→ TEXT EXCERPT:

-=-=-

At around 1:53 AM, Titenok, along with: Vasily Ignatenko, Nikolai Vashchuk, Vladimir Pravik and Vladimir Tishura, all began climbing to the roof of the third unit. Firstly by using the ladder truck, then using the fire escape staircase to reach the roof of unit 3. When they reached the roof, both Titenok and Tishura were having issues with the pressure of their hoses - it was too low. At around 2:00 AM, Pravik shouted down the radio to the Ural fire truck driver: "Give us some more pressure!" A few minutes later, they climbed to the roof of the vent block roof, later named 'Masha'. At 2:05 AM Lieutenant Pravik reported "Explosion in the reactor compartment." over the radio. Hearing this, Lieutenant Kibenok began climbing to the roof as well.

Titenok, along with Tishura, began attempting to quench the small flames, started by pieces of super-heated graphite and fuel assemblies igniting the bitumen covered roof. The burning bitumen quickly became a hindrance to the men on the roof, as it melted due to the heat, and began sticking to their boots, making it hard to move. The burning bitumen also produced thick black smoke, which they were all breathing in, and which caused burns their airways. The super-heated fuel proved difficult to extinguish, as the water was often evaporated before it could even reach the flames. Thus, the firemen began trying to stomp out glowing pieces of fuel and burning graphite chunks.

-=-=-

→ TASK PROMPT:
In the passage about the firemen on the roof of the third unit, who started climbing to that roof together with Titenok at around 1:53 AM? List each of them.

-=-=-

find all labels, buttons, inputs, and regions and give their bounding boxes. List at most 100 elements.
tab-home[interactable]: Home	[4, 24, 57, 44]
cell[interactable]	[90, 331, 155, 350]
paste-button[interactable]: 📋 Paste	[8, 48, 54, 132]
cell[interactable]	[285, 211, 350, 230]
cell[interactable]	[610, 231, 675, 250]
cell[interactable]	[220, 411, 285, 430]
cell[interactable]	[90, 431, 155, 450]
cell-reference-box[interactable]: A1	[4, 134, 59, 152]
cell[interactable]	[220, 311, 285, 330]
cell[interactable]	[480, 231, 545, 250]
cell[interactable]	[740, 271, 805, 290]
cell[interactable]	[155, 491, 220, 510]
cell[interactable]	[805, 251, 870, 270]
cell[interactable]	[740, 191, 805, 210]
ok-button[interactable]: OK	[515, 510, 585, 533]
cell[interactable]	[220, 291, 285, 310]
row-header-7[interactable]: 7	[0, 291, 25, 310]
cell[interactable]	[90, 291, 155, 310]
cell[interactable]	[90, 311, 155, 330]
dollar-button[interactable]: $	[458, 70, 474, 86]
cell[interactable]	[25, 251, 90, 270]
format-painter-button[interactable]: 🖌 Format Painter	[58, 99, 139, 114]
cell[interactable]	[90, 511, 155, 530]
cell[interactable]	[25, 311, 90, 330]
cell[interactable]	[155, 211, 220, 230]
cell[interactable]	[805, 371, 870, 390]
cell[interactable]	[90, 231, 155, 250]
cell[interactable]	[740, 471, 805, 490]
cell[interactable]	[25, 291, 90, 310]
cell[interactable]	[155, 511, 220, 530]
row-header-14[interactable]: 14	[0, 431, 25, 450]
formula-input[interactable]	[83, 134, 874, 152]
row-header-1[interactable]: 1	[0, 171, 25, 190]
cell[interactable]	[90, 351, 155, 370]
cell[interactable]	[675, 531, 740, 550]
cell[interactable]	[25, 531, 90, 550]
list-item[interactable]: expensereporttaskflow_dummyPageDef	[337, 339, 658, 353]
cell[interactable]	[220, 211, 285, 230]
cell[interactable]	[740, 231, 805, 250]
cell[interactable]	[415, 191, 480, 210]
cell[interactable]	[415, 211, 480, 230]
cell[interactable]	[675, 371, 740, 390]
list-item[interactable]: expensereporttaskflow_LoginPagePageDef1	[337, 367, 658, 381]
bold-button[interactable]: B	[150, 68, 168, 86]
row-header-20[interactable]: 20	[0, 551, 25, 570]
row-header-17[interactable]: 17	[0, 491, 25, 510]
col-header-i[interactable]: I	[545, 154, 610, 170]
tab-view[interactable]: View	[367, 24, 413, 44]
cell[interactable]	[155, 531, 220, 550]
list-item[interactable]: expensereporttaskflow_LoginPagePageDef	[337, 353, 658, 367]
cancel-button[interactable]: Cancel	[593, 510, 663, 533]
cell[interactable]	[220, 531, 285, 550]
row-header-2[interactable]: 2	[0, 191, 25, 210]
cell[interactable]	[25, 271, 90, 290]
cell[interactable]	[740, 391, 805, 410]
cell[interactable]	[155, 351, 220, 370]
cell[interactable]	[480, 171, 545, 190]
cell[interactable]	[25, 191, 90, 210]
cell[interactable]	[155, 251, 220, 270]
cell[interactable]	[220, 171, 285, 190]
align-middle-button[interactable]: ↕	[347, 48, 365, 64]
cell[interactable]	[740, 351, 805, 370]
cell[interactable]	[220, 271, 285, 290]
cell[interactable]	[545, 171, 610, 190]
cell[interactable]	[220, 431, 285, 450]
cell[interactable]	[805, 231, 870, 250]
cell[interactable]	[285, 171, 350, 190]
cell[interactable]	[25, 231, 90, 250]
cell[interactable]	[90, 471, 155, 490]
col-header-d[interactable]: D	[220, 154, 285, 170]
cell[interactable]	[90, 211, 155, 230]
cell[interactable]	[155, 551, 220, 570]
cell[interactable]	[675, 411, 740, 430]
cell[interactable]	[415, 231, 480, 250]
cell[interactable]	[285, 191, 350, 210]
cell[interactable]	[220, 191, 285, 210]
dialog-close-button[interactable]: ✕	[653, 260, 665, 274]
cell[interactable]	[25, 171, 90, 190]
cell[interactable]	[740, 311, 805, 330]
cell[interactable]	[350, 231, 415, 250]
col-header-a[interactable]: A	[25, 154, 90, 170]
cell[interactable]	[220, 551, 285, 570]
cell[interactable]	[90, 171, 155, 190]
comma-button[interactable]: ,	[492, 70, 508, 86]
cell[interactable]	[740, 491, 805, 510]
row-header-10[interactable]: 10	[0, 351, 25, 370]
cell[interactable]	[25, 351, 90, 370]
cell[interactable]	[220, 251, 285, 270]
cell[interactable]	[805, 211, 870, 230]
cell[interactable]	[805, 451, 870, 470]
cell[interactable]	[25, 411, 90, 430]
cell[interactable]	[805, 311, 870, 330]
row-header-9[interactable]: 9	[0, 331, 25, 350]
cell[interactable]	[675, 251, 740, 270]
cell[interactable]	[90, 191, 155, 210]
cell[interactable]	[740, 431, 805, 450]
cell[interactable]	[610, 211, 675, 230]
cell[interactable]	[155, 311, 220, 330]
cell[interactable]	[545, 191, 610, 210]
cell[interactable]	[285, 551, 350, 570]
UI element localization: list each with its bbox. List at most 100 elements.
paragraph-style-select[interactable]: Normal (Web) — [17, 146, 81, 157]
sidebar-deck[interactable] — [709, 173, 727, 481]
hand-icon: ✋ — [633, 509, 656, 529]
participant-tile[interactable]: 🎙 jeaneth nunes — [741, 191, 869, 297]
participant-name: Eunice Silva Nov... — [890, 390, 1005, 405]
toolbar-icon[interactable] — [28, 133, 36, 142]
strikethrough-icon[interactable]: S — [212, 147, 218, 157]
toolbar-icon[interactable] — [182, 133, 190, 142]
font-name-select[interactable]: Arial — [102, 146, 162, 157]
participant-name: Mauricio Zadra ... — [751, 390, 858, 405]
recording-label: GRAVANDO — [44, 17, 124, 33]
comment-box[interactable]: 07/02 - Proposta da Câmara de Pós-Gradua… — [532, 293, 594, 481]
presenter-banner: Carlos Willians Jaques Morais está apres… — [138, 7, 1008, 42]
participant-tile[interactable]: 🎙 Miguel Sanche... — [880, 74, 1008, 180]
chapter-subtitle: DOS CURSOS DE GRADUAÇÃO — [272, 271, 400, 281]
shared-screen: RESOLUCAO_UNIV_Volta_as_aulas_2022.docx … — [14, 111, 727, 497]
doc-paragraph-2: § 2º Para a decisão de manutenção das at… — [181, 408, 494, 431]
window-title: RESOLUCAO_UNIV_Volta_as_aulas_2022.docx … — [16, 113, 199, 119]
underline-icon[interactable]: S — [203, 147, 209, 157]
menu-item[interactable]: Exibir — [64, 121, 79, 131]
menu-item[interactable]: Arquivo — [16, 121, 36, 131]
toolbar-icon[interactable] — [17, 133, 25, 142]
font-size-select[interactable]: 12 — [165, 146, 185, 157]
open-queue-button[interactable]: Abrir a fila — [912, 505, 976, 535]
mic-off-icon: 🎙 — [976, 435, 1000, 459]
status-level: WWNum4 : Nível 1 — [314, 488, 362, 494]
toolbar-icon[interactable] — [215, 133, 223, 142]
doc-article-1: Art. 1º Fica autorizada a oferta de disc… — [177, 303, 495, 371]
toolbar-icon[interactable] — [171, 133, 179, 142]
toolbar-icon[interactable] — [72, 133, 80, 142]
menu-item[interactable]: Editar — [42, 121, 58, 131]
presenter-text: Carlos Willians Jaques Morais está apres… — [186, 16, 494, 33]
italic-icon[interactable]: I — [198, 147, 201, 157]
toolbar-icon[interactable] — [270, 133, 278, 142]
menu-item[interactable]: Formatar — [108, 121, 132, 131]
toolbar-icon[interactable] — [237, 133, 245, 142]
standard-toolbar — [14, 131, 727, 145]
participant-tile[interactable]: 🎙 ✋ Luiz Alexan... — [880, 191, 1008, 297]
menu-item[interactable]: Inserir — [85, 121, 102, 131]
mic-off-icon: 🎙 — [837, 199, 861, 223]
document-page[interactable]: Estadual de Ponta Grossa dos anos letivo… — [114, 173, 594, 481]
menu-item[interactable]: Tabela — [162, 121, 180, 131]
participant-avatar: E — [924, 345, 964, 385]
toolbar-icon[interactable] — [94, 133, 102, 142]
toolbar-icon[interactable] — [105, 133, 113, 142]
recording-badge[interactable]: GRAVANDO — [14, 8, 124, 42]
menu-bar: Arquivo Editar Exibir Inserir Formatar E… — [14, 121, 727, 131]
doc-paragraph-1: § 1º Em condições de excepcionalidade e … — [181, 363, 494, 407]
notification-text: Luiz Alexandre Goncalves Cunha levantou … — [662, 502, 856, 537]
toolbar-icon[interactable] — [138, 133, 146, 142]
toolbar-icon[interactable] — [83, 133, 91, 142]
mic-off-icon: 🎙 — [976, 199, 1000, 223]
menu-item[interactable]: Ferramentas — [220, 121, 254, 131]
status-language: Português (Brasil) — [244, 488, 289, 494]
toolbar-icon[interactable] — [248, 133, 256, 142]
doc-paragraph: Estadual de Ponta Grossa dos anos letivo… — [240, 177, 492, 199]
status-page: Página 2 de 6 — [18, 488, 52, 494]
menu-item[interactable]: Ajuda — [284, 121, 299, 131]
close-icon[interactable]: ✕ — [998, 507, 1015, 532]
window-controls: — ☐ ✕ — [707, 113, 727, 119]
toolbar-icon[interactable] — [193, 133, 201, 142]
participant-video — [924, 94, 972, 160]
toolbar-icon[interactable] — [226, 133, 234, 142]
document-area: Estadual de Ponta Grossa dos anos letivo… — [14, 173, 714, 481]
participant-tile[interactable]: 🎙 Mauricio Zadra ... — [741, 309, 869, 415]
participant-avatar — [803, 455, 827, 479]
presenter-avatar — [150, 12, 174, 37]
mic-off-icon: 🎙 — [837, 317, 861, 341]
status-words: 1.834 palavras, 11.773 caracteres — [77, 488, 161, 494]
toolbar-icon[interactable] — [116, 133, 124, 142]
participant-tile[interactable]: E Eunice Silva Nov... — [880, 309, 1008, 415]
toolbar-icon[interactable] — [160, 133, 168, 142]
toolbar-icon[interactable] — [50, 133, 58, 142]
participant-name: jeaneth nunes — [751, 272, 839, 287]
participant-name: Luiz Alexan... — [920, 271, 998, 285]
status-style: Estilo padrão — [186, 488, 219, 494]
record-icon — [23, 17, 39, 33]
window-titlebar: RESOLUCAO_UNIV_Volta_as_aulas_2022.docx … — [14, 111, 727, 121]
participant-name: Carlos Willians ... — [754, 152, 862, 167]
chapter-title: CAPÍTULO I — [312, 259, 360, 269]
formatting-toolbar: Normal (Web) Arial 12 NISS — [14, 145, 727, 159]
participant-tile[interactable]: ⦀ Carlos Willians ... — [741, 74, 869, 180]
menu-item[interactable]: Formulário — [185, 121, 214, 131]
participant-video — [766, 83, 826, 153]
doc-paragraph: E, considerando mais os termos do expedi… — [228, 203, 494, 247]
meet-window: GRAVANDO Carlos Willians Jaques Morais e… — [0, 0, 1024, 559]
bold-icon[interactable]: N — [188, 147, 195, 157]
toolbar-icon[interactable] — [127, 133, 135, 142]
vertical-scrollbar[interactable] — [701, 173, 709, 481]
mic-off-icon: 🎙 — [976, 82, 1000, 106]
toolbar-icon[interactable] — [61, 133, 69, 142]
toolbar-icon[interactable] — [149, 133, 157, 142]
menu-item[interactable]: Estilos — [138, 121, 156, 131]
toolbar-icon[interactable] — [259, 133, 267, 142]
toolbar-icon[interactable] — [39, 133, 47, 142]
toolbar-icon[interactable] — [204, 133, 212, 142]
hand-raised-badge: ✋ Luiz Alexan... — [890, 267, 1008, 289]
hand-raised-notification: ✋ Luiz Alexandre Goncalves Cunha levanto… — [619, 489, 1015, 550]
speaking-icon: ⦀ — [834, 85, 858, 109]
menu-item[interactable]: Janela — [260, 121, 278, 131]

-=-=-

→ THE ANSWER:
Vasily Ignatenko, Nikolai Vashchuk, Vladimir Pravik, Vladimir Tishura